Directions for this task:
Set down every entry word for word. Omit the pictures.

Recorded information:
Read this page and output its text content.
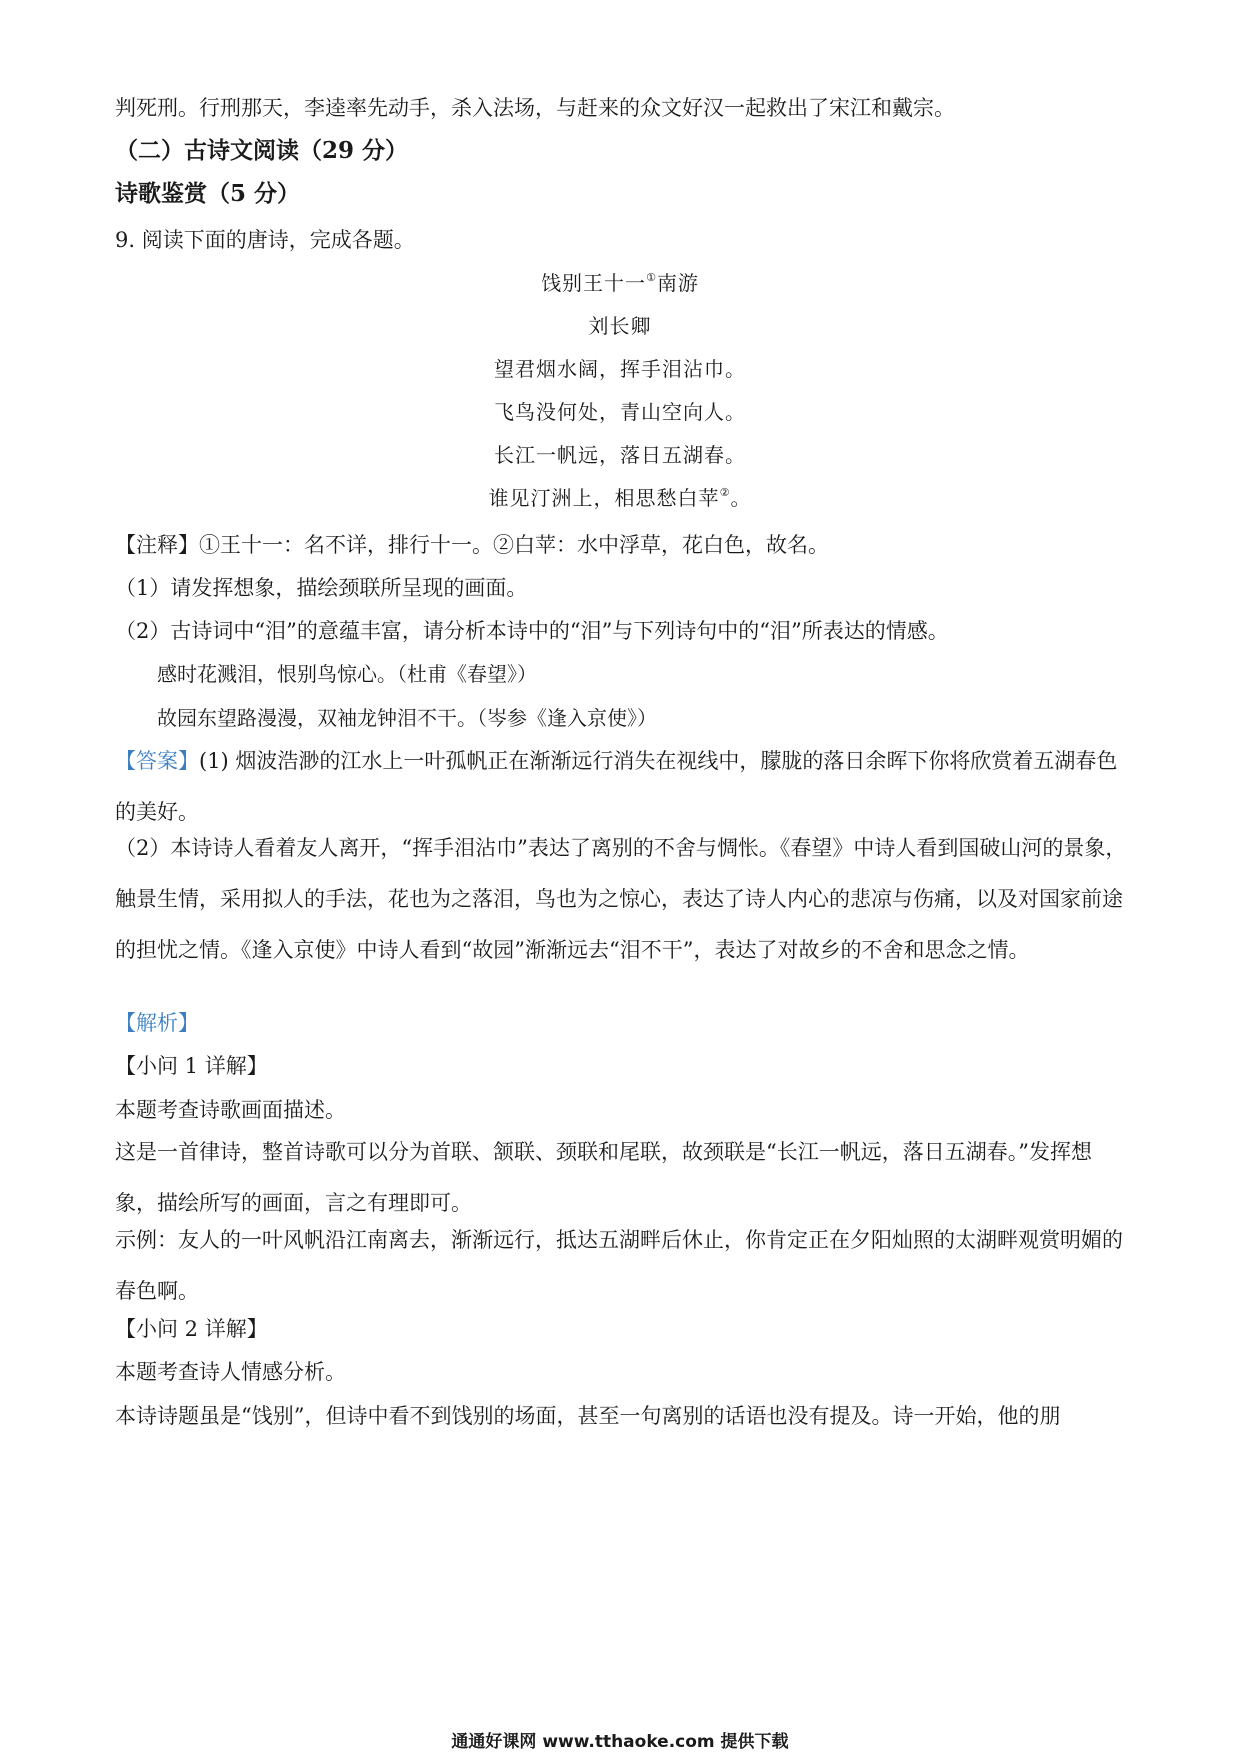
判死刑。行刑那天，李逵率先动手，杀入法场，与赶来的众文好汉一起救出了宋江和戴宗。
（二）古诗文阅读（29 分）
诗歌鉴赏（5 分）
9. 阅读下面的唐诗，完成各题。
饯别王十一①南游
刘长卿
望君烟水阔，挥手泪沾巾。
飞鸟没何处，青山空向人。
长江一帆远，落日五湖春。
谁见汀洲上，相思愁白苹②。
【注释】①王十一：名不详，排行十一。②白苹：水中浮草，花白色，故名。
（1）请发挥想象，描绘颈联所呈现的画面。
（2）古诗词中“泪”的意蕴丰富，请分析本诗中的“泪”与下列诗句中的“泪”所表达的情感。
感时花溅泪，恨别鸟惊心。（杜甫《春望》）
故园东望路漫漫，双袖龙钟泪不干。（岑参《逢入京使》）
【答案】(1) 烟波浩渺的江水上一叶孤帆正在渐渐远行消失在视线中，朦胧的落日余晖下你将欣赏着五湖春色的美好。
（2）本诗诗人看着友人离开，“挥手泪沾巾”表达了离别的不舍与惆怅。《春望》中诗人看到国破山河的景象，触景生情，采用拟人的手法，花也为之落泪，鸟也为之惊心，表达了诗人内心的悲凉与伤痛，以及对国家前途的担忧之情。《逢入京使》中诗人看到“故园”渐渐远去“泪不干”，表达了对故乡的不舍和思念之情。
【解析】
【小问 1 详解】
本题考查诗歌画面描述。
这是一首律诗，整首诗歌可以分为首联、颔联、颈联和尾联，故颈联是“长江一帆远，落日五湖春。”发挥想象，描绘所写的画面，言之有理即可。
示例：友人的一叶风帆沿江南离去，渐渐远行，抵达五湖畔后休止，你肯定正在夕阳灿照的太湖畔观赏明媚的春色啊。
【小问 2 详解】
本题考查诗人情感分析。
本诗诗题虽是“饯别”，但诗中看不到饯别的场面，甚至一句离别的话语也没有提及。诗一开始，他的朋
通通好课网 www.tthaoke.com 提供下载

Written solution:
Read this page and output its text content.
判死刑。行刑那天，李逵率先动手，杀入法场，与赶来的众文好汉一起救出了宋江和戴宗。
（二）古诗文阅读（29 分）
诗歌鉴赏（5 分）
9. 阅读下面的唐诗，完成各题。
饯别王十一①南游
刘长卿
望君烟水阔，挥手泪沾巾。
飞鸟没何处，青山空向人。
长江一帆远，落日五湖春。
谁见汀洲上，相思愁白苹②。
【注释】①王十一：名不详，排行十一。②白苹：水中浮草，花白色，故名。
（1）请发挥想象，描绘颈联所呈现的画面。
（2）古诗词中“泪”的意蕴丰富，请分析本诗中的“泪”与下列诗句中的“泪”所表达的情感。
感时花溅泪，恨别鸟惊心。（杜甫《春望》）
故园东望路漫漫，双袖龙钟泪不干。（岑参《逢入京使》）
【答案】(1) 烟波浩渺的江水上一叶孤帆正在渐渐远行消失在视线中，朦胧的落日余晖下你将欣赏着五湖春色的美好。
（2）本诗诗人看着友人离开，“挥手泪沾巾”表达了离别的不舍与惆怅。《春望》中诗人看到国破山河的景象，触景生情，采用拟人的手法，花也为之落泪，鸟也为之惊心，表达了诗人内心的悲凉与伤痛，以及对国家前途的担忧之情。《逢入京使》中诗人看到“故园”渐渐远去“泪不干”，表达了对故乡的不舍和思念之情。
【解析】
【小问 1 详解】
本题考查诗歌画面描述。
这是一首律诗，整首诗歌可以分为首联、颔联、颈联和尾联，故颈联是“长江一帆远，落日五湖春。”发挥想象，描绘所写的画面，言之有理即可。
示例：友人的一叶风帆沿江南离去，渐渐远行，抵达五湖畔后休止，你肯定正在夕阳灿照的太湖畔观赏明媚的春色啊。
【小问 2 详解】
本题考查诗人情感分析。
本诗诗题虽是“饯别”，但诗中看不到饯别的场面，甚至一句离别的话语也没有提及。诗一开始，他的朋
通通好课网 www.tthaoke.com 提供下载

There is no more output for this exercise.